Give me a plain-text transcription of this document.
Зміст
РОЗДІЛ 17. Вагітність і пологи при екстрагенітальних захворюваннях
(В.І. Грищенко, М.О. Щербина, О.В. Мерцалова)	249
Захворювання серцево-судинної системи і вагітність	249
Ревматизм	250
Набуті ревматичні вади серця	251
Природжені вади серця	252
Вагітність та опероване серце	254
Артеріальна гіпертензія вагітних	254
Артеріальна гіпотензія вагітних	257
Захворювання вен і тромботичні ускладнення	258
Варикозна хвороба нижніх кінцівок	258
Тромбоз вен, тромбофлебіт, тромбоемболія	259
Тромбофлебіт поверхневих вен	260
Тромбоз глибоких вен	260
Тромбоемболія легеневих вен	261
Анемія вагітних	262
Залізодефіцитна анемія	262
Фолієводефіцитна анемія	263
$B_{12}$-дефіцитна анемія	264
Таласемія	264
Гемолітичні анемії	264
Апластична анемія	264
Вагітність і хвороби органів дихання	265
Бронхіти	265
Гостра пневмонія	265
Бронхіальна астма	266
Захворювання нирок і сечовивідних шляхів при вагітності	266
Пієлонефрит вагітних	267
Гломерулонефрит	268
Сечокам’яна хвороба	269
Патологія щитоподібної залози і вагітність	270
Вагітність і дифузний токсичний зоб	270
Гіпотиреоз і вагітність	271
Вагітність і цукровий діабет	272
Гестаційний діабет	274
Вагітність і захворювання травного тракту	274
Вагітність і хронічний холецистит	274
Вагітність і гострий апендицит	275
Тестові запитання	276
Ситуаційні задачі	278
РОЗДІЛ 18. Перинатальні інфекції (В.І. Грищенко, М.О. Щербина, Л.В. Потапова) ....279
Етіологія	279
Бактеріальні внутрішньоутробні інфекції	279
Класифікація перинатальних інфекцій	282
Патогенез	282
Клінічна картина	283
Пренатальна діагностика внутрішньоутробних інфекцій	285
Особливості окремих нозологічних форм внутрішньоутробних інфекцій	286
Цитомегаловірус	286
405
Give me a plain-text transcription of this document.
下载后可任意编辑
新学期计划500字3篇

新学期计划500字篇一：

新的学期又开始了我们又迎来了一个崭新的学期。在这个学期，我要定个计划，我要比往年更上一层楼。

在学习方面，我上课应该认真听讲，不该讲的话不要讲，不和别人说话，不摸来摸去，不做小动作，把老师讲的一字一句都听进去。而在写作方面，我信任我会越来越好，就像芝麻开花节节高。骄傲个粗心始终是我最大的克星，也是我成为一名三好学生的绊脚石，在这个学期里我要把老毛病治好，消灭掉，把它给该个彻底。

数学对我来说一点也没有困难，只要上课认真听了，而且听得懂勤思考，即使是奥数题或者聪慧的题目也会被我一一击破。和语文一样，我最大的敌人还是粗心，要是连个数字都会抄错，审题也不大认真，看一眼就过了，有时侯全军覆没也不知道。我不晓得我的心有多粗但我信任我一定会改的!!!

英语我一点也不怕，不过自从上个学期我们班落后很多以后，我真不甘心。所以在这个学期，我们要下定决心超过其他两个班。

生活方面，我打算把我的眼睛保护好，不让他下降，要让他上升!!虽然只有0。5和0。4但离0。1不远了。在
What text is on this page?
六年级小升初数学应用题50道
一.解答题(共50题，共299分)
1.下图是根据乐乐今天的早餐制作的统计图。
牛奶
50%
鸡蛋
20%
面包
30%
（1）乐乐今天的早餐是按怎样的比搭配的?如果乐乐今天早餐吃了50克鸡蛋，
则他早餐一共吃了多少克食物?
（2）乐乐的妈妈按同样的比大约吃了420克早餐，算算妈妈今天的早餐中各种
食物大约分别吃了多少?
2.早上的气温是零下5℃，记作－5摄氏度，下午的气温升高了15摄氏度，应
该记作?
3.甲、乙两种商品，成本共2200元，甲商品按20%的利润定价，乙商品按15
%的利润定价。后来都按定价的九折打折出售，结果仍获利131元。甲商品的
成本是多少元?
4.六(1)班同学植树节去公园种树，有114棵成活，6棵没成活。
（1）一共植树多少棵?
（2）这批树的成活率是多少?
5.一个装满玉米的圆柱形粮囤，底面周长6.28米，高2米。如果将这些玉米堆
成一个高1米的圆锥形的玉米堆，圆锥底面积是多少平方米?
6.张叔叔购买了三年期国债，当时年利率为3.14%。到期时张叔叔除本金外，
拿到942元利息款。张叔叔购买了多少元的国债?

______

▶ STATED GOAL:
Reproduce all data above, unchanged.

▶ SOLUTION TO THIS EXERCISE:
Give me a plain-text transcription of this document.
Зміст
РОЗДІЛ 17. Вагітність і пологи при екстрагенітальних захворюваннях
(В.І. Грищенко, М.О. Щербина, О.В. Мерцалова)	249
Захворювання серцево-судинної системи і вагітність	249
Ревматизм	250
Набуті ревматичні вади серця	251
Природжені вади серця	252
Вагітність та опероване серце	254
Артеріальна гіпертензія вагітних	254
Артеріальна гіпотензія вагітних	257
Захворювання вен і тромботичні ускладнення	258
Варикозна хвороба нижніх кінцівок	258
Тромбоз вен, тромбофлебіт, тромбоемболія	259
Тромбофлебіт поверхневих вен	260
Тромбоз глибоких вен	260
Тромбоемболія легеневих вен	261
Анемія вагітних	262
Залізодефіцитна анемія	262
Фолієводефіцитна анемія	263
$B_{12}$-дефіцитна анемія	264
Таласемія	264
Гемолітичні анемії	264
Апластична анемія	264
Вагітність і хвороби органів дихання	265
Бронхіти	265
Гостра пневмонія	265
Бронхіальна астма	266
Захворювання нирок і сечовивідних шляхів при вагітності	266
Пієлонефрит вагітних	267
Гломерулонефрит	268
Сечокам’яна хвороба	269
Патологія щитоподібної залози і вагітність	270
Вагітність і дифузний токсичний зоб	270
Гіпотиреоз і вагітність	271
Вагітність і цукровий діабет	272
Гестаційний діабет	274
Вагітність і захворювання травного тракту	274
Вагітність і хронічний холецистит	274
Вагітність і гострий апендицит	275
Тестові запитання	276
Ситуаційні задачі	278
РОЗДІЛ 18. Перинатальні інфекції (В.І. Грищенко, М.О. Щербина, Л.В. Потапова) ....279
Етіологія	279
Бактеріальні внутрішньоутробні інфекції	279
Класифікація перинатальних інфекцій	282
Патогенез	282
Клінічна картина	283
Пренатальна діагностика внутрішньоутробних інфекцій	285
Особливості окремих нозологічних форм внутрішньоутробних інфекцій	286
Цитомегаловірус	286
405
Give me a plain-text transcription of this document.
下载后可任意编辑
新学期计划500字3篇

新学期计划500字篇一：

新的学期又开始了我们又迎来了一个崭新的学期。在这个学期，我要定个计划，我要比往年更上一层楼。

在学习方面，我上课应该认真听讲，不该讲的话不要讲，不和别人说话，不摸来摸去，不做小动作，把老师讲的一字一句都听进去。而在写作方面，我信任我会越来越好，就像芝麻开花节节高。骄傲个粗心始终是我最大的克星，也是我成为一名三好学生的绊脚石，在这个学期里我要把老毛病治好，消灭掉，把它给该个彻底。

数学对我来说一点也没有困难，只要上课认真听了，而且听得懂勤思考，即使是奥数题或者聪慧的题目也会被我一一击破。和语文一样，我最大的敌人还是粗心，要是连个数字都会抄错，审题也不大认真，看一眼就过了，有时侯全军覆没也不知道。我不晓得我的心有多粗但我信任我一定会改的!!!

英语我一点也不怕，不过自从上个学期我们班落后很多以后，我真不甘心。所以在这个学期，我们要下定决心超过其他两个班。

生活方面，我打算把我的眼睛保护好，不让他下降，要让他上升!!虽然只有0。5和0。4但离0。1不远了。在
What text is on this page?
六年级小升初数学应用题50道
一.解答题(共50题，共299分)
1.下图是根据乐乐今天的早餐制作的统计图。
牛奶
50%
鸡蛋
20%
面包
30%
（1）乐乐今天的早餐是按怎样的比搭配的?如果乐乐今天早餐吃了50克鸡蛋，
则他早餐一共吃了多少克食物?
（2）乐乐的妈妈按同样的比大约吃了420克早餐，算算妈妈今天的早餐中各种
食物大约分别吃了多少?
2.早上的气温是零下5℃，记作－5摄氏度，下午的气温升高了15摄氏度，应
该记作?
3.甲、乙两种商品，成本共2200元，甲商品按20%的利润定价，乙商品按15
%的利润定价。后来都按定价的九折打折出售，结果仍获利131元。甲商品的
成本是多少元?
4.六(1)班同学植树节去公园种树，有114棵成活，6棵没成活。
（1）一共植树多少棵?
（2）这批树的成活率是多少?
5.一个装满玉米的圆柱形粮囤，底面周长6.28米，高2米。如果将这些玉米堆
成一个高1米的圆锥形的玉米堆，圆锥底面积是多少平方米?
6.张叔叔购买了三年期国债，当时年利率为3.14%。到期时张叔叔除本金外，
拿到942元利息款。张叔叔购买了多少元的国债?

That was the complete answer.